• [EXERCISE INSTRUCTIONS] Reproduce the listing below verbatim.

"""

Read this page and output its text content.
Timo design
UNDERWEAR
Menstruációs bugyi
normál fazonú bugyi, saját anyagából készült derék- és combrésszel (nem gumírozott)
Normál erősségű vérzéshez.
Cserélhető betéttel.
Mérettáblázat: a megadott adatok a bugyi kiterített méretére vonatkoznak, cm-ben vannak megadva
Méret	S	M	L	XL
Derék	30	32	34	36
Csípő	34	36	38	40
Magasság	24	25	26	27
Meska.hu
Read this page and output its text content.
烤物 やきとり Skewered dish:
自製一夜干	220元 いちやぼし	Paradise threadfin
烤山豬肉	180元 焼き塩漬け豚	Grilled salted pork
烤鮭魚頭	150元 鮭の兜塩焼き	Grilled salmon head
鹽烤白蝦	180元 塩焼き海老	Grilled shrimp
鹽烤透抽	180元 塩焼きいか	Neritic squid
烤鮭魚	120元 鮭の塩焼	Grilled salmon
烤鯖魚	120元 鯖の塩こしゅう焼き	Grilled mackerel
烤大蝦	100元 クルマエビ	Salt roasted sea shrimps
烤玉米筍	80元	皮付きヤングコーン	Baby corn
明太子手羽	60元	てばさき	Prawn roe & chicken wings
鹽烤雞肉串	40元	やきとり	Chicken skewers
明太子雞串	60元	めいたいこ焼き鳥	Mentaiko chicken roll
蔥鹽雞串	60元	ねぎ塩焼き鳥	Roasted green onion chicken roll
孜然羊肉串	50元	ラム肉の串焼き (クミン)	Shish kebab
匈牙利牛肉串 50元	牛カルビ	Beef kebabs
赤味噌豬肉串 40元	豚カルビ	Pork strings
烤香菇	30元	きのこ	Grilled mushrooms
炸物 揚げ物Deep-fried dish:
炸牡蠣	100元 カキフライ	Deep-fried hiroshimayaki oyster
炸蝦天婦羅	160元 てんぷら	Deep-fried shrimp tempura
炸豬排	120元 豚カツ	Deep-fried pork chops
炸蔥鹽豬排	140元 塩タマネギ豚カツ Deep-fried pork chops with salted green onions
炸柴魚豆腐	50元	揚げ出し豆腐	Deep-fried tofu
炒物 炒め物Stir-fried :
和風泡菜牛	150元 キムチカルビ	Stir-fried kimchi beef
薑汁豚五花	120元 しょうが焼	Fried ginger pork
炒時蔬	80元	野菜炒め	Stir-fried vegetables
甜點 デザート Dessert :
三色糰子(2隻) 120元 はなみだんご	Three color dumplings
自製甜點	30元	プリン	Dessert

"""

• [REPLY TO THE EXERCISE]
Read this page and output its text content.
Timo design
UNDERWEAR
Menstruációs bugyi
normál fazonú bugyi, saját anyagából készült derék- és combrésszel (nem gumírozott)
Normál erősségű vérzéshez.
Cserélhető betéttel.
Mérettáblázat: a megadott adatok a bugyi kiterített méretére vonatkoznak, cm-ben vannak megadva
Méret	S	M	L	XL
Derék	30	32	34	36
Csípő	34	36	38	40
Magasság	24	25	26	27
Meska.hu
Read this page and output its text content.
烤物 やきとり Skewered dish:
自製一夜干	220元 いちやぼし	Paradise threadfin
烤山豬肉	180元 焼き塩漬け豚	Grilled salted pork
烤鮭魚頭	150元 鮭の兜塩焼き	Grilled salmon head
鹽烤白蝦	180元 塩焼き海老	Grilled shrimp
鹽烤透抽	180元 塩焼きいか	Neritic squid
烤鮭魚	120元 鮭の塩焼	Grilled salmon
烤鯖魚	120元 鯖の塩こしゅう焼き	Grilled mackerel
烤大蝦	100元 クルマエビ	Salt roasted sea shrimps
烤玉米筍	80元	皮付きヤングコーン	Baby corn
明太子手羽	60元	てばさき	Prawn roe & chicken wings
鹽烤雞肉串	40元	やきとり	Chicken skewers
明太子雞串	60元	めいたいこ焼き鳥	Mentaiko chicken roll
蔥鹽雞串	60元	ねぎ塩焼き鳥	Roasted green onion chicken roll
孜然羊肉串	50元	ラム肉の串焼き (クミン)	Shish kebab
匈牙利牛肉串 50元	牛カルビ	Beef kebabs
赤味噌豬肉串 40元	豚カルビ	Pork strings
烤香菇	30元	きのこ	Grilled mushrooms
炸物 揚げ物Deep-fried dish:
炸牡蠣	100元 カキフライ	Deep-fried hiroshimayaki oyster
炸蝦天婦羅	160元 てんぷら	Deep-fried shrimp tempura
炸豬排	120元 豚カツ	Deep-fried pork chops
炸蔥鹽豬排	140元 塩タマネギ豚カツ Deep-fried pork chops with salted green onions
炸柴魚豆腐	50元	揚げ出し豆腐	Deep-fried tofu
炒物 炒め物Stir-fried :
和風泡菜牛	150元 キムチカルビ	Stir-fried kimchi beef
薑汁豚五花	120元 しょうが焼	Fried ginger pork
炒時蔬	80元	野菜炒め	Stir-fried vegetables
甜點 デザート Dessert :
三色糰子(2隻) 120元 はなみだんご	Three color dumplings
自製甜點	30元	プリン	Dessert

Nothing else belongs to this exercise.